== Supplied information ==

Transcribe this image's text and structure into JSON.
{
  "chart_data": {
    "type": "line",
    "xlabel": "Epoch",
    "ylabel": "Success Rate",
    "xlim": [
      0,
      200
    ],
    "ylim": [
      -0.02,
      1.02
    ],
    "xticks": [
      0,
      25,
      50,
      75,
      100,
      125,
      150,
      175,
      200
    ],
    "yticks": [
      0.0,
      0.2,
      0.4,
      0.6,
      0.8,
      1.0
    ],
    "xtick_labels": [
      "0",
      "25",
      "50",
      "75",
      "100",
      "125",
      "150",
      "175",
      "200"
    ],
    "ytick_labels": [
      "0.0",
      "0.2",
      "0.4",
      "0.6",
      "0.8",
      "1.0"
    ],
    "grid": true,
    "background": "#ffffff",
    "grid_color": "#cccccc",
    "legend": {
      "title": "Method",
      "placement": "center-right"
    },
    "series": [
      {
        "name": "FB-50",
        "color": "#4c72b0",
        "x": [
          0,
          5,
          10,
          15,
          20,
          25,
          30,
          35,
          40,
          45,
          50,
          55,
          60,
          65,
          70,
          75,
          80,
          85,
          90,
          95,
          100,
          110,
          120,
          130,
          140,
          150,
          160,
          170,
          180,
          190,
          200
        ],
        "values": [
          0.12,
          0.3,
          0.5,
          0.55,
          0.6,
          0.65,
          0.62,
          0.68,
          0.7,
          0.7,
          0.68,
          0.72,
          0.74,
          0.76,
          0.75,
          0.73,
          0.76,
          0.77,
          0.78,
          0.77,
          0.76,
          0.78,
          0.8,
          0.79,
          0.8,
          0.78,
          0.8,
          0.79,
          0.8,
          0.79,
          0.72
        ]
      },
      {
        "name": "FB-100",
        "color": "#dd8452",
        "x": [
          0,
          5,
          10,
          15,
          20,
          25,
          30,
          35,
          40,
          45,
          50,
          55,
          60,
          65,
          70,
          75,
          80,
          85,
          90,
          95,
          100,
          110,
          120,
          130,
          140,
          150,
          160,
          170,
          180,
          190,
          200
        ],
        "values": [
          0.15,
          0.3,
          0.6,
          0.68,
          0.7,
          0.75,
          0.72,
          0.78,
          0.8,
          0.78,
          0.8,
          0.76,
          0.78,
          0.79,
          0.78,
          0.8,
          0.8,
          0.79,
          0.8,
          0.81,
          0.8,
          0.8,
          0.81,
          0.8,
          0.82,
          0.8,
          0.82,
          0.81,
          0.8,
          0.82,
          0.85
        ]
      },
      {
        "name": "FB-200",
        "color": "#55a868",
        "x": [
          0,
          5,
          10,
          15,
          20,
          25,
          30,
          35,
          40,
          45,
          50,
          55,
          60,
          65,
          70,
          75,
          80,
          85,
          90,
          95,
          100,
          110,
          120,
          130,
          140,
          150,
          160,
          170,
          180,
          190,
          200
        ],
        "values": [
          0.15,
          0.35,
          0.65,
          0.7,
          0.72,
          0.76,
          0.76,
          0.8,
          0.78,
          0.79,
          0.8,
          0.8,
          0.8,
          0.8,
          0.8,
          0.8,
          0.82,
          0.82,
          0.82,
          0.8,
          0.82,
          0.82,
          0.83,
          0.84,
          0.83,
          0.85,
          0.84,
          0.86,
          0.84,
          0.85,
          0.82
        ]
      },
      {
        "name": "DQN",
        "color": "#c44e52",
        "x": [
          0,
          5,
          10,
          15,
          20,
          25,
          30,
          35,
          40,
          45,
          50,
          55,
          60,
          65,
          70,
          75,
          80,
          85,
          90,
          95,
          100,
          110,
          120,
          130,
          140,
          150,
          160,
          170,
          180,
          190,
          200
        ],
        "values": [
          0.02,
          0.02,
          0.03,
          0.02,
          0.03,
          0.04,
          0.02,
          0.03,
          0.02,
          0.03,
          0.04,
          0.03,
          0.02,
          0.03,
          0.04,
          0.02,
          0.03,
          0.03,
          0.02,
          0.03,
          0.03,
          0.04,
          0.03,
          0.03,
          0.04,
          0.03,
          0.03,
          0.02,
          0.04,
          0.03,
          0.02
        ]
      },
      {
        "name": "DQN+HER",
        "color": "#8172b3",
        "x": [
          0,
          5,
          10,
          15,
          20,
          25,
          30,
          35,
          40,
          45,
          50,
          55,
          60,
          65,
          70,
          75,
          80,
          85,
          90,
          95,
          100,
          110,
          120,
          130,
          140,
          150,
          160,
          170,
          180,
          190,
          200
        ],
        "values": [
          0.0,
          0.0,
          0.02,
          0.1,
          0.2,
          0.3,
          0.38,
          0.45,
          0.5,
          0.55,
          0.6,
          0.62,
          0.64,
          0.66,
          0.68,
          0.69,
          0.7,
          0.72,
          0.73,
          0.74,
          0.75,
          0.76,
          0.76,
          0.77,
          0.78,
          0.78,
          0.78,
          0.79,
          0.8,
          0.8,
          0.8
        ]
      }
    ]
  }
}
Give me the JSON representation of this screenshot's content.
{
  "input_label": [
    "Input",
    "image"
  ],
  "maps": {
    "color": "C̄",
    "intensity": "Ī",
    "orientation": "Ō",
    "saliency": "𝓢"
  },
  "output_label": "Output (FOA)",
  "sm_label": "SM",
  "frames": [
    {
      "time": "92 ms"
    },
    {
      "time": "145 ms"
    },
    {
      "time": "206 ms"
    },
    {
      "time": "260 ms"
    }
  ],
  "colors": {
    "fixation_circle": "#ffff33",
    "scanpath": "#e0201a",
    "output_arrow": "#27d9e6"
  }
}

===

**Goal:** Read the entries and show each line that mentions "image".

**Response below:**
Transcribe this image's text and structure into JSON.
    "image"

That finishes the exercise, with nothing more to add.